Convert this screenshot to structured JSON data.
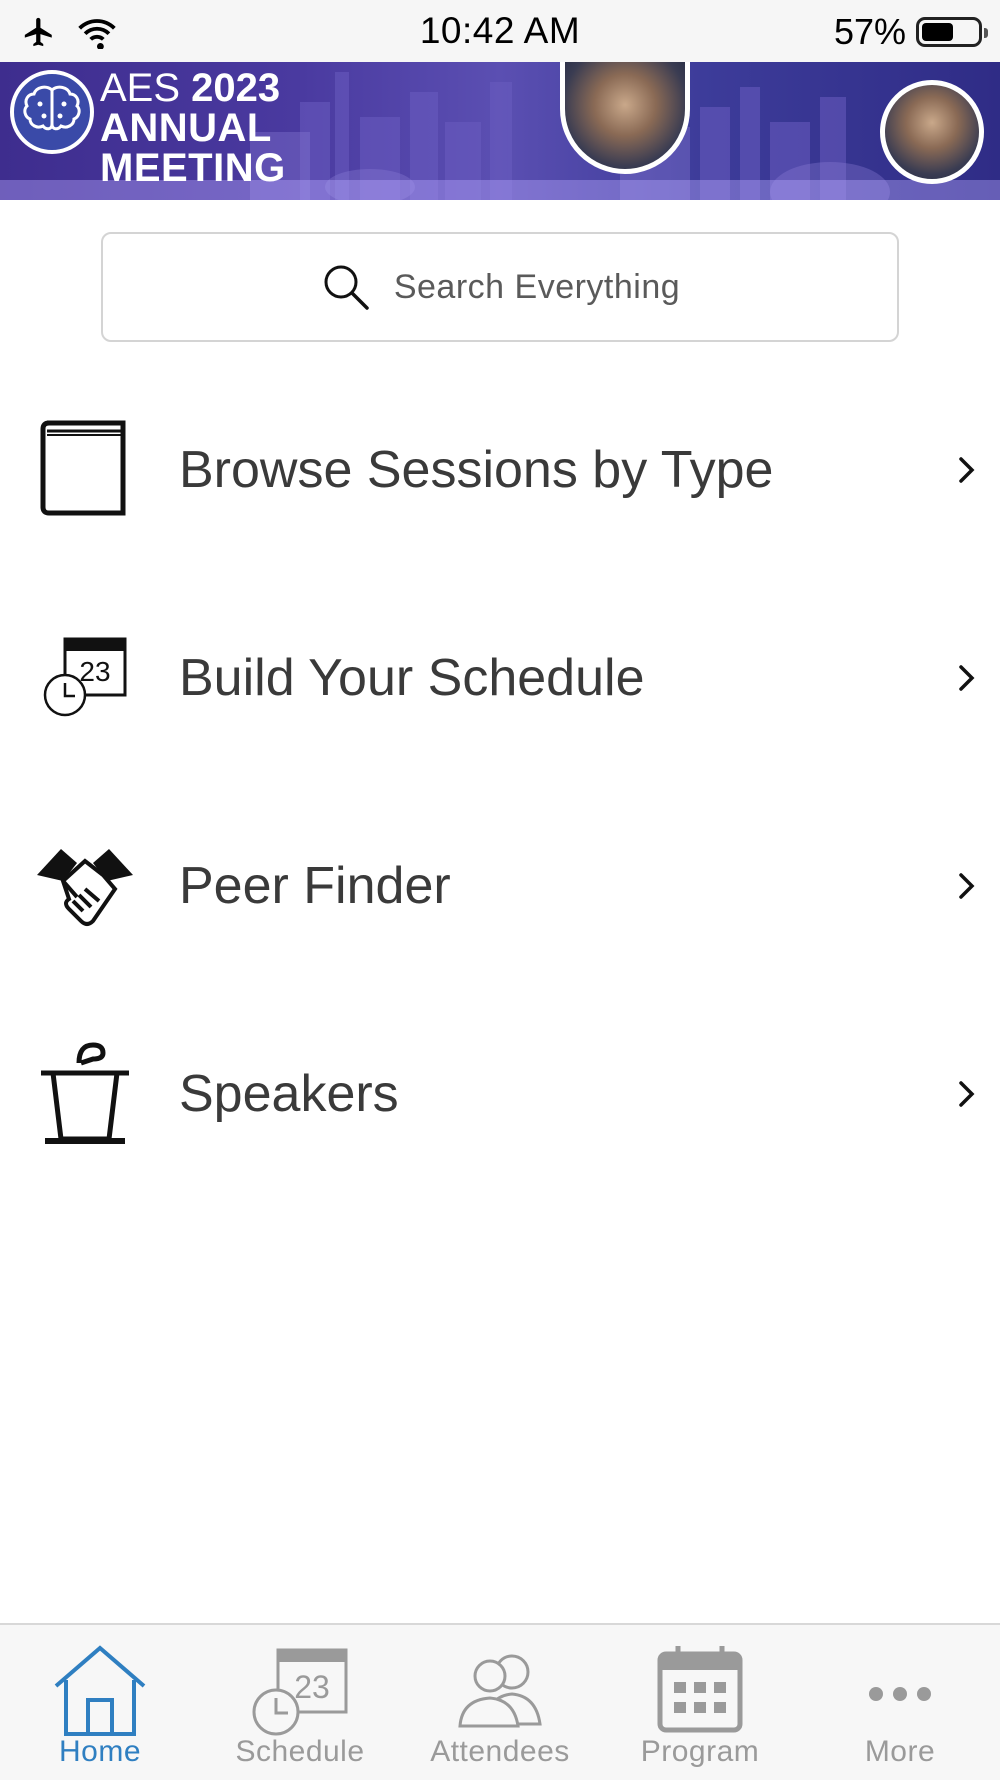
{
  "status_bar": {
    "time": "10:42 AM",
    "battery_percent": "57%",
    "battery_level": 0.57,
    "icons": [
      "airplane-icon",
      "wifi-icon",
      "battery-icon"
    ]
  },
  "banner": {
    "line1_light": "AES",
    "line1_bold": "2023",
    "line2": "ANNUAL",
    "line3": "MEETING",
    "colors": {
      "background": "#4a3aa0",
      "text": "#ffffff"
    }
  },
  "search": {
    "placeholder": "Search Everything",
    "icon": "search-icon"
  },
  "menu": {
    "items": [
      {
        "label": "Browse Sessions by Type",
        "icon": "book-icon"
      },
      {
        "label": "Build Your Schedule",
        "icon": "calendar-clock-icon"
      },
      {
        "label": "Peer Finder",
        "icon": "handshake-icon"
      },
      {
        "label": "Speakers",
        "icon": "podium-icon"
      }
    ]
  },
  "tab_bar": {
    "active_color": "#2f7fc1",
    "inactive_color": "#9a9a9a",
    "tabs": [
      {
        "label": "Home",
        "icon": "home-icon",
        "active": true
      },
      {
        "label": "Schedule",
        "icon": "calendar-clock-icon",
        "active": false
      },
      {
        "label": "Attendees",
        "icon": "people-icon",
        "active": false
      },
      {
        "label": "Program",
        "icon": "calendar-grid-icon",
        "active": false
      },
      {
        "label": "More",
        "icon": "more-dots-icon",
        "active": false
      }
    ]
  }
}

###

What is expected
Restate the whole of the material word for word without the pictures.

Answer to this exercise
Convert this screenshot to structured JSON data.
{
  "status_bar": {
    "time": "10:42 AM",
    "battery_percent": "57%",
    "battery_level": 0.57,
    "icons": [
      "airplane-icon",
      "wifi-icon",
      "battery-icon"
    ]
  },
  "banner": {
    "line1_light": "AES",
    "line1_bold": "2023",
    "line2": "ANNUAL",
    "line3": "MEETING",
    "colors": {
      "background": "#4a3aa0",
      "text": "#ffffff"
    }
  },
  "search": {
    "placeholder": "Search Everything",
    "icon": "search-icon"
  },
  "menu": {
    "items": [
      {
        "label": "Browse Sessions by Type",
        "icon": "book-icon"
      },
      {
        "label": "Build Your Schedule",
        "icon": "calendar-clock-icon"
      },
      {
        "label": "Peer Finder",
        "icon": "handshake-icon"
      },
      {
        "label": "Speakers",
        "icon": "podium-icon"
      }
    ]
  },
  "tab_bar": {
    "active_color": "#2f7fc1",
    "inactive_color": "#9a9a9a",
    "tabs": [
      {
        "label": "Home",
        "icon": "home-icon",
        "active": true
      },
      {
        "label": "Schedule",
        "icon": "calendar-clock-icon",
        "active": false
      },
      {
        "label": "Attendees",
        "icon": "people-icon",
        "active": false
      },
      {
        "label": "Program",
        "icon": "calendar-grid-icon",
        "active": false
      },
      {
        "label": "More",
        "icon": "more-dots-icon",
        "active": false
      }
    ]
  }
}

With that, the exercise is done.